──────── Records supplied ────────

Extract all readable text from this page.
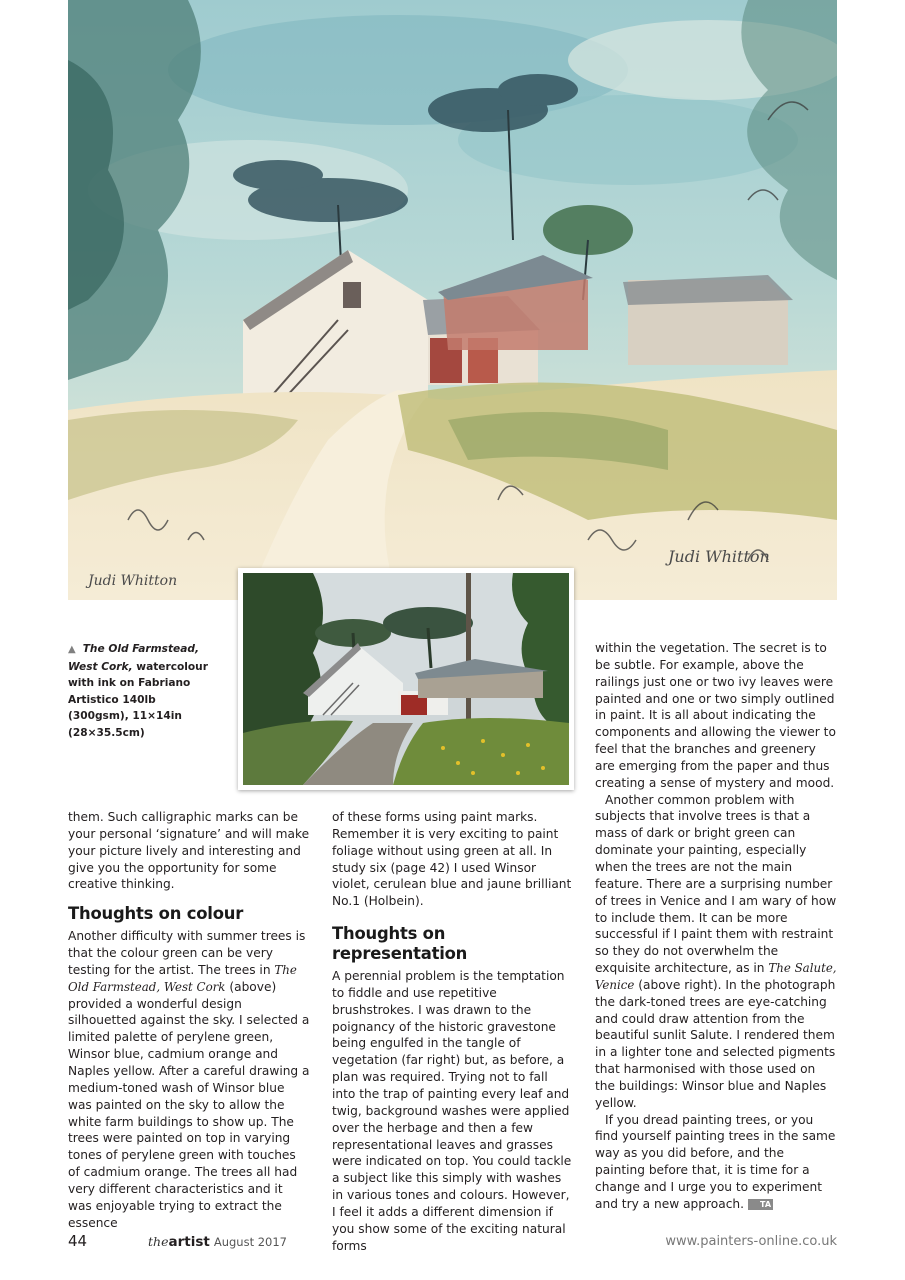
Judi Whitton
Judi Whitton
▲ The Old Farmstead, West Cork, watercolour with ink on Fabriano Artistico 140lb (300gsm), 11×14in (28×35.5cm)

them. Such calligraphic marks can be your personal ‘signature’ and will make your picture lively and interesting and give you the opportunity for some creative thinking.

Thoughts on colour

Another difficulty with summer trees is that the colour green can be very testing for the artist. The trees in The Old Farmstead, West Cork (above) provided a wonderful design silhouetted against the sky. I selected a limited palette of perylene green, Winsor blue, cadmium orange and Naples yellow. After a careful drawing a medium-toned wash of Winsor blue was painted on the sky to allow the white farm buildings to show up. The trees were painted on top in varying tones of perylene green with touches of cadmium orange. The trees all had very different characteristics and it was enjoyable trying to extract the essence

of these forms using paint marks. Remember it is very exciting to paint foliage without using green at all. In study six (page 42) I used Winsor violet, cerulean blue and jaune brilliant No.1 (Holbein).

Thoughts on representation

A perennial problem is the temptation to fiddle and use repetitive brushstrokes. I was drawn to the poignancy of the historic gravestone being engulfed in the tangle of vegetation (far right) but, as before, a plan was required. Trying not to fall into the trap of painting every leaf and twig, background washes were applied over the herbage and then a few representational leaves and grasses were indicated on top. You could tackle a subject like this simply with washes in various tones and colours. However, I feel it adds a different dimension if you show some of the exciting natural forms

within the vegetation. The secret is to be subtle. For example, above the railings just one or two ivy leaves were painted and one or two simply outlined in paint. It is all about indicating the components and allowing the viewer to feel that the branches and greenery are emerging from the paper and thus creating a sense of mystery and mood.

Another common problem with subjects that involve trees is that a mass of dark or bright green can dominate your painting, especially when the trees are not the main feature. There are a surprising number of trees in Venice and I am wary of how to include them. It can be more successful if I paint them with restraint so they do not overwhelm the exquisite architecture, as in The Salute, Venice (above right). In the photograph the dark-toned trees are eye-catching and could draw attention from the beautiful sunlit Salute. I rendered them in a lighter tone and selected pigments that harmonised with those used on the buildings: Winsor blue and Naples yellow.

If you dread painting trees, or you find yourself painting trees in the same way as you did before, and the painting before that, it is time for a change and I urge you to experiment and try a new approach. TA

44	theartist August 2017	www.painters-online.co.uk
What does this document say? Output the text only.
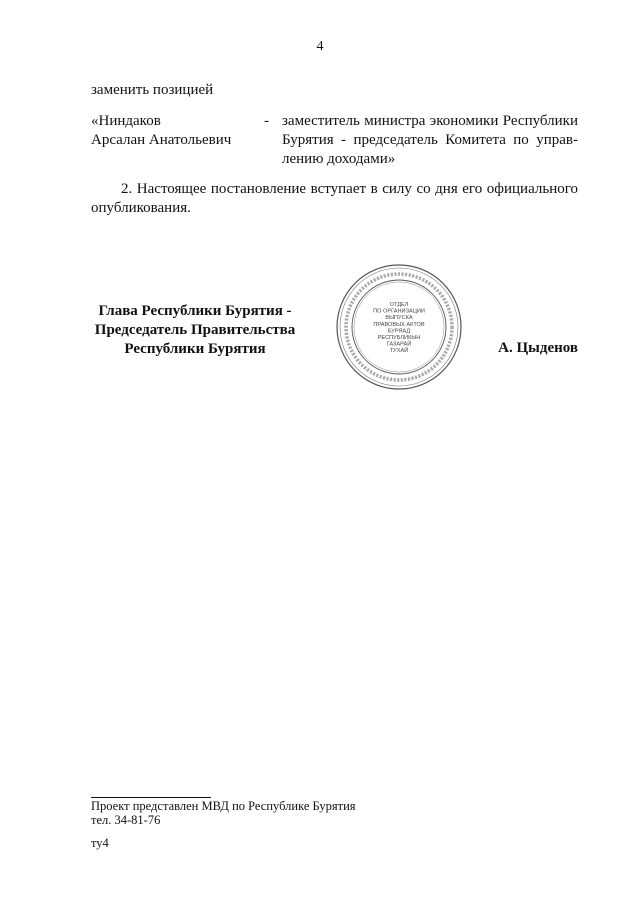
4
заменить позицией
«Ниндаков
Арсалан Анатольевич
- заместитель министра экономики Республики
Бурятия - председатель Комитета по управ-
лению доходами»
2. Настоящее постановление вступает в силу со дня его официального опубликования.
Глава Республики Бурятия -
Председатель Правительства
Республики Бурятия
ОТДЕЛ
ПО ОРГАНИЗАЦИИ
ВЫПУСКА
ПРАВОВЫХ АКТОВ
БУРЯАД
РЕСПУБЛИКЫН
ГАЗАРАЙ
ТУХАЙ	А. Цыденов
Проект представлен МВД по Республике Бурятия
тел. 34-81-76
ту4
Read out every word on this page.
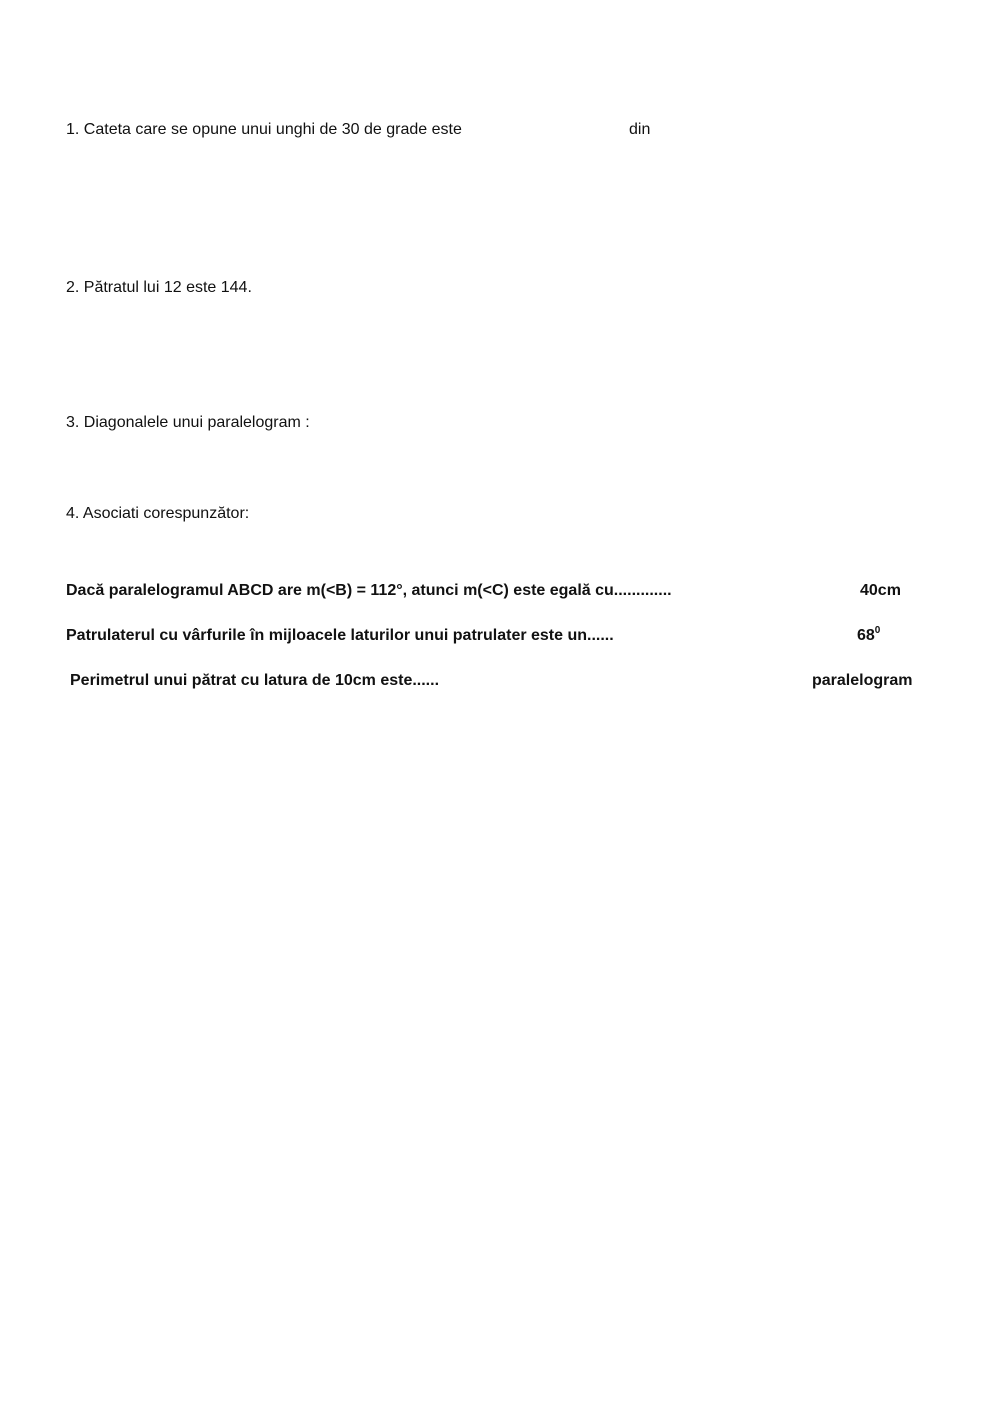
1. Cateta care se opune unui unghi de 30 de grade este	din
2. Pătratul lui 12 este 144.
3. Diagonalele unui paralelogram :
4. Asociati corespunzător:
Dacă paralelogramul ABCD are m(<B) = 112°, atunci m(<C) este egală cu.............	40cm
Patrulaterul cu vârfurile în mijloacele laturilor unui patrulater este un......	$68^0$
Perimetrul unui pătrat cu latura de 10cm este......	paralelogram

────────

# Direction
Restate the whole listing above exactly, please, omitting every image.

# Final result
Extract all readable text from this page.
Judi Whitton
Judi Whitton
▲ The Old Farmstead, West Cork, watercolour with ink on Fabriano Artistico 140lb (300gsm), 11×14in (28×35.5cm)

them. Such calligraphic marks can be your personal ‘signature’ and will make your picture lively and interesting and give you the opportunity for some creative thinking.

Thoughts on colour

Another difficulty with summer trees is that the colour green can be very testing for the artist. The trees in The Old Farmstead, West Cork (above) provided a wonderful design silhouetted against the sky. I selected a limited palette of perylene green, Winsor blue, cadmium orange and Naples yellow. After a careful drawing a medium-toned wash of Winsor blue was painted on the sky to allow the white farm buildings to show up. The trees were painted on top in varying tones of perylene green with touches of cadmium orange. The trees all had very different characteristics and it was enjoyable trying to extract the essence

of these forms using paint marks. Remember it is very exciting to paint foliage without using green at all. In study six (page 42) I used Winsor violet, cerulean blue and jaune brilliant No.1 (Holbein).

Thoughts on representation

A perennial problem is the temptation to fiddle and use repetitive brushstrokes. I was drawn to the poignancy of the historic gravestone being engulfed in the tangle of vegetation (far right) but, as before, a plan was required. Trying not to fall into the trap of painting every leaf and twig, background washes were applied over the herbage and then a few representational leaves and grasses were indicated on top. You could tackle a subject like this simply with washes in various tones and colours. However, I feel it adds a different dimension if you show some of the exciting natural forms

within the vegetation. The secret is to be subtle. For example, above the railings just one or two ivy leaves were painted and one or two simply outlined in paint. It is all about indicating the components and allowing the viewer to feel that the branches and greenery are emerging from the paper and thus creating a sense of mystery and mood.

Another common problem with subjects that involve trees is that a mass of dark or bright green can dominate your painting, especially when the trees are not the main feature. There are a surprising number of trees in Venice and I am wary of how to include them. It can be more successful if I paint them with restraint so they do not overwhelm the exquisite architecture, as in The Salute, Venice (above right). In the photograph the dark-toned trees are eye-catching and could draw attention from the beautiful sunlit Salute. I rendered them in a lighter tone and selected pigments that harmonised with those used on the buildings: Winsor blue and Naples yellow.

If you dread painting trees, or you find yourself painting trees in the same way as you did before, and the painting before that, it is time for a change and I urge you to experiment and try a new approach. TA

44	theartist August 2017	www.painters-online.co.uk
What does this document say? Output the text only.
4
заменить позицией
«Ниндаков
Арсалан Анатольевич
- заместитель министра экономики Республики
Бурятия - председатель Комитета по управ-
лению доходами»
2. Настоящее постановление вступает в силу со дня его официального опубликования.
Глава Республики Бурятия -
Председатель Правительства
Республики Бурятия
ОТДЕЛ
ПО ОРГАНИЗАЦИИ
ВЫПУСКА
ПРАВОВЫХ АКТОВ
БУРЯАД
РЕСПУБЛИКЫН
ГАЗАРАЙ
ТУХАЙ	А. Цыденов
Проект представлен МВД по Республике Бурятия
тел. 34-81-76
ту4
Read out every word on this page.
1. Cateta care se opune unui unghi de 30 de grade este	din
2. Pătratul lui 12 este 144.
3. Diagonalele unui paralelogram :
4. Asociati corespunzător:
Dacă paralelogramul ABCD are m(<B) = 112°, atunci m(<C) este egală cu.............	40cm
Patrulaterul cu vârfurile în mijloacele laturilor unui patrulater este un......	$68^0$
Perimetrul unui pătrat cu latura de 10cm este......	paralelogram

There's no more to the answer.